### Requirements:
Count the lines in the records below that contain the word "this", and reply with only that number.

* Begin Data supplied *

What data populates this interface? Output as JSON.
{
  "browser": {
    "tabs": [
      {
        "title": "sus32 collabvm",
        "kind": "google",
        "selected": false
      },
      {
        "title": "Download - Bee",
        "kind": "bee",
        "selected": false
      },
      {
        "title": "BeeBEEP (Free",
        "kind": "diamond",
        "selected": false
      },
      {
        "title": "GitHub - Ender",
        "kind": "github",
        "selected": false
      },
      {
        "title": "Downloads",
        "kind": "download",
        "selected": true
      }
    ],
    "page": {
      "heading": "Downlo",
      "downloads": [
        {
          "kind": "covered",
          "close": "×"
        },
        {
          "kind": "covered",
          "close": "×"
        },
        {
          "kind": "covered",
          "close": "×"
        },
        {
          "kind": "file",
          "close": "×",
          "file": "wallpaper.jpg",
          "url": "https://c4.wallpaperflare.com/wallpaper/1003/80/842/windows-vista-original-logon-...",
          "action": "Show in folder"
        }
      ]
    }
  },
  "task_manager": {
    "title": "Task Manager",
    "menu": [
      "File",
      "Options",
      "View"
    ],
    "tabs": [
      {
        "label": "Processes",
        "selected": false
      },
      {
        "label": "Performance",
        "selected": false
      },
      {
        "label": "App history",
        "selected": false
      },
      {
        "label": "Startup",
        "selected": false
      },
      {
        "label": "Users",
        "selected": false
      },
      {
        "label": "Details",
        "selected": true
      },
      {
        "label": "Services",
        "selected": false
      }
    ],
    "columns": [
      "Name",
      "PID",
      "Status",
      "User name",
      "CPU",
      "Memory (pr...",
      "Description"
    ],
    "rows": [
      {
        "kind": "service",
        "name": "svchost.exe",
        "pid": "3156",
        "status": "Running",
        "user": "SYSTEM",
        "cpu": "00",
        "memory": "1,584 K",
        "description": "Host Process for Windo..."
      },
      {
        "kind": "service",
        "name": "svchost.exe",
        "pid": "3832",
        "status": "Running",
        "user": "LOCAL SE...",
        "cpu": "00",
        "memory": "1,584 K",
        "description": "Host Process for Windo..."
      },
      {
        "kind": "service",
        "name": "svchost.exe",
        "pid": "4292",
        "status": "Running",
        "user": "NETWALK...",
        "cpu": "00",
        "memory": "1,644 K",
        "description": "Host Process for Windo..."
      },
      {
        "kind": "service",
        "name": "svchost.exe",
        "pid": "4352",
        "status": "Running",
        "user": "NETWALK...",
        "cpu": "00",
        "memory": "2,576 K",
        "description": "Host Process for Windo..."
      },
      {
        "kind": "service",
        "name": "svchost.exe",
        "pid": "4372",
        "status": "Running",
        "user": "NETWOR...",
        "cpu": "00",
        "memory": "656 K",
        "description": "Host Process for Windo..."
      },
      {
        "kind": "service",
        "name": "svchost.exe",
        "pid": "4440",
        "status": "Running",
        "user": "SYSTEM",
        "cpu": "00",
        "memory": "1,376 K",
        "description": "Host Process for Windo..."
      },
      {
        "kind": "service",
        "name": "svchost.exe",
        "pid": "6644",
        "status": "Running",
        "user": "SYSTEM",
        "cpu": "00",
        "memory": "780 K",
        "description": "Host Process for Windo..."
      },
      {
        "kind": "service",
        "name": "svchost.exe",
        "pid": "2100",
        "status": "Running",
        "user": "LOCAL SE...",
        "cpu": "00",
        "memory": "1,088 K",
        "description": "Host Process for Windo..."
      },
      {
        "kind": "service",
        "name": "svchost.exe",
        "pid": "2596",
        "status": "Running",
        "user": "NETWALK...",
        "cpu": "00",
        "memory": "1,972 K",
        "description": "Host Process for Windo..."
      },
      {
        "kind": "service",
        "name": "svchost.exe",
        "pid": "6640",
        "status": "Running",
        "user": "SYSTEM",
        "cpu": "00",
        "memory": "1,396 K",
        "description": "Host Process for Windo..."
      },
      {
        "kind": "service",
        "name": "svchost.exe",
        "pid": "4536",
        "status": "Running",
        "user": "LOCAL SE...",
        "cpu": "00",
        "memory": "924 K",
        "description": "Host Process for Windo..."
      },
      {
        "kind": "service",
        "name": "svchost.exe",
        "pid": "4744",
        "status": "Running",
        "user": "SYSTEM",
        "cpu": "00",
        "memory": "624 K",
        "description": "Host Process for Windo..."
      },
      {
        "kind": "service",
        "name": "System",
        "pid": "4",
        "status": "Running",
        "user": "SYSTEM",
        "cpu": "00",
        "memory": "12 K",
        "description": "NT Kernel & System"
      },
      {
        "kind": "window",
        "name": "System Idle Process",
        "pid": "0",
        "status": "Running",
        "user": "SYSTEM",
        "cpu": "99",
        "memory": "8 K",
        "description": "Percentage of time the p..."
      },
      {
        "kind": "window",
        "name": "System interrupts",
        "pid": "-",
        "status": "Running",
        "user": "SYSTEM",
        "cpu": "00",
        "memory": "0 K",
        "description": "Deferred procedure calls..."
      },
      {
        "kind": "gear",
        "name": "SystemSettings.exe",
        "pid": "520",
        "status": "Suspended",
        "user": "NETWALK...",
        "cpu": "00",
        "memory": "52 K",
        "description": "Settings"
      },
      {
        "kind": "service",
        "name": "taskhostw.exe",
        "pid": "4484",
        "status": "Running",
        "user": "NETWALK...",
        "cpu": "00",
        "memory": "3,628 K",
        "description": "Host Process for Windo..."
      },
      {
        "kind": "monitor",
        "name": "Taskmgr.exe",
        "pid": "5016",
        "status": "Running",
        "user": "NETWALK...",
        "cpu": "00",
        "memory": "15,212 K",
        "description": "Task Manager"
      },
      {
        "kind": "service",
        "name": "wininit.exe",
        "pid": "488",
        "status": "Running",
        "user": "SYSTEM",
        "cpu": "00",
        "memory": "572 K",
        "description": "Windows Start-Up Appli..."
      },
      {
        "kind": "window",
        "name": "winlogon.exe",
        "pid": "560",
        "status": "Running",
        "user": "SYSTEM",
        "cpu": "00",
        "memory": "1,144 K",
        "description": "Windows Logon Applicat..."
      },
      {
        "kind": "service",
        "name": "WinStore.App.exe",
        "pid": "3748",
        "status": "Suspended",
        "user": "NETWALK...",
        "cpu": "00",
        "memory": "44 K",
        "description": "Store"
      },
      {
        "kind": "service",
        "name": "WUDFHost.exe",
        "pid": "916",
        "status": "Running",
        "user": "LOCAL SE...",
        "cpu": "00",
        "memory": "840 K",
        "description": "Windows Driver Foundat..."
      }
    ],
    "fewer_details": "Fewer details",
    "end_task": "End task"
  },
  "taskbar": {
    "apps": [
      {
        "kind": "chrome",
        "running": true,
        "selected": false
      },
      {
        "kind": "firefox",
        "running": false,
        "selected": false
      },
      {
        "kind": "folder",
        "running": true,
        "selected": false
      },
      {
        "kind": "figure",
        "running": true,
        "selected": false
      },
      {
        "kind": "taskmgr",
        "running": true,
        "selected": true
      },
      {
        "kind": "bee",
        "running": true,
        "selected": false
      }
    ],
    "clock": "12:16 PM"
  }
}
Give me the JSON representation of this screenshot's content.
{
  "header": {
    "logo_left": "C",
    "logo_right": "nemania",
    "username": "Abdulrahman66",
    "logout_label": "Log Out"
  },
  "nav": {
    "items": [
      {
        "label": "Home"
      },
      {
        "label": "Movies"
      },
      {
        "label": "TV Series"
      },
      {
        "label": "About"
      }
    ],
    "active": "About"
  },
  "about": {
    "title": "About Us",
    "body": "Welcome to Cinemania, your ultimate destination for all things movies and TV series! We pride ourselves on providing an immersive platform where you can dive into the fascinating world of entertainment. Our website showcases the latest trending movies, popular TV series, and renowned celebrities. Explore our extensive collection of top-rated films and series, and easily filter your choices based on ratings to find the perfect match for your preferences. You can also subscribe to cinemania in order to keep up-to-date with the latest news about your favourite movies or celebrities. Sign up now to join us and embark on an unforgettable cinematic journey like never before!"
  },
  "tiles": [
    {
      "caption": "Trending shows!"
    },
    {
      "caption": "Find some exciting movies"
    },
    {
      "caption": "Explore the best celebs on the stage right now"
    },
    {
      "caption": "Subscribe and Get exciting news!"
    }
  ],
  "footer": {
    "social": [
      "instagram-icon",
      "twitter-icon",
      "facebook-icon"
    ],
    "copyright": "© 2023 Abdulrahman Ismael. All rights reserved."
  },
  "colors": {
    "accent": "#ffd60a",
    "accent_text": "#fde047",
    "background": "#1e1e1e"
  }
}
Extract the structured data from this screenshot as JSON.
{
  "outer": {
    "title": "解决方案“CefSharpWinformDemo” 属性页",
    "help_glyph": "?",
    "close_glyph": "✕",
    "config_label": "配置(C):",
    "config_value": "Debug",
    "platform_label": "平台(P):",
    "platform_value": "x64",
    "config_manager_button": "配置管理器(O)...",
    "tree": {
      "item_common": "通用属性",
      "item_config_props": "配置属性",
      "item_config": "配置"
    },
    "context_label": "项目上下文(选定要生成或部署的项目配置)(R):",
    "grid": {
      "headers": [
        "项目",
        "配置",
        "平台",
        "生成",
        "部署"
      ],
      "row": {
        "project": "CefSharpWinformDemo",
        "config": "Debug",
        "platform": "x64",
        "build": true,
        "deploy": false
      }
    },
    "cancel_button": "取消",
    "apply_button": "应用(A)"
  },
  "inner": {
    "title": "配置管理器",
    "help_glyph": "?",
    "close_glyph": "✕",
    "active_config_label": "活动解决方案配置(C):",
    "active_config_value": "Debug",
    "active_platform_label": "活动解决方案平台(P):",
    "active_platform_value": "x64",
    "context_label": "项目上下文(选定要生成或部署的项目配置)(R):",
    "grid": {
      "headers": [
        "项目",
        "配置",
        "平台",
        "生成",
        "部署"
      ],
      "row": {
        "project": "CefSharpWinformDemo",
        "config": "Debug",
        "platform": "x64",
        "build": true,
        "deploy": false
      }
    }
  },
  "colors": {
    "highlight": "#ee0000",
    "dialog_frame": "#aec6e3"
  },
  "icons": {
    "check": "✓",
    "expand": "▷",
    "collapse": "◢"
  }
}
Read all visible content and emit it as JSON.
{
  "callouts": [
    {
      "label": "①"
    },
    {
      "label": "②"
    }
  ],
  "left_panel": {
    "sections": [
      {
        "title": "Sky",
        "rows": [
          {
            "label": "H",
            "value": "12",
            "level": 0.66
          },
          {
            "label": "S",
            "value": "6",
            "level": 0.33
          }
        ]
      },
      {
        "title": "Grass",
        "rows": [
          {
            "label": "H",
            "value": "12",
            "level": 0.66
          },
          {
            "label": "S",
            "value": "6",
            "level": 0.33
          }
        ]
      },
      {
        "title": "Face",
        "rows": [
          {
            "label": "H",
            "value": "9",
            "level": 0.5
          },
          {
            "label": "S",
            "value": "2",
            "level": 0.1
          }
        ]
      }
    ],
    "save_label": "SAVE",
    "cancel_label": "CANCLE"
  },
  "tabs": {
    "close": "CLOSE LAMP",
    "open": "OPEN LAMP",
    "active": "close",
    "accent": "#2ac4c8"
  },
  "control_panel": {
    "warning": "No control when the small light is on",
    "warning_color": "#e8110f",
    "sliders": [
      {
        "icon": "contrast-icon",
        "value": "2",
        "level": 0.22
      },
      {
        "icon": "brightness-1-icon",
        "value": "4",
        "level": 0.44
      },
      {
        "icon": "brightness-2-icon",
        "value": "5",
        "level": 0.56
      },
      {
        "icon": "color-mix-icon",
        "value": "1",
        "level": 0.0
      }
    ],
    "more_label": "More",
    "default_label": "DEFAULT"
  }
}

* End Data supplied *

### Complete answer:
3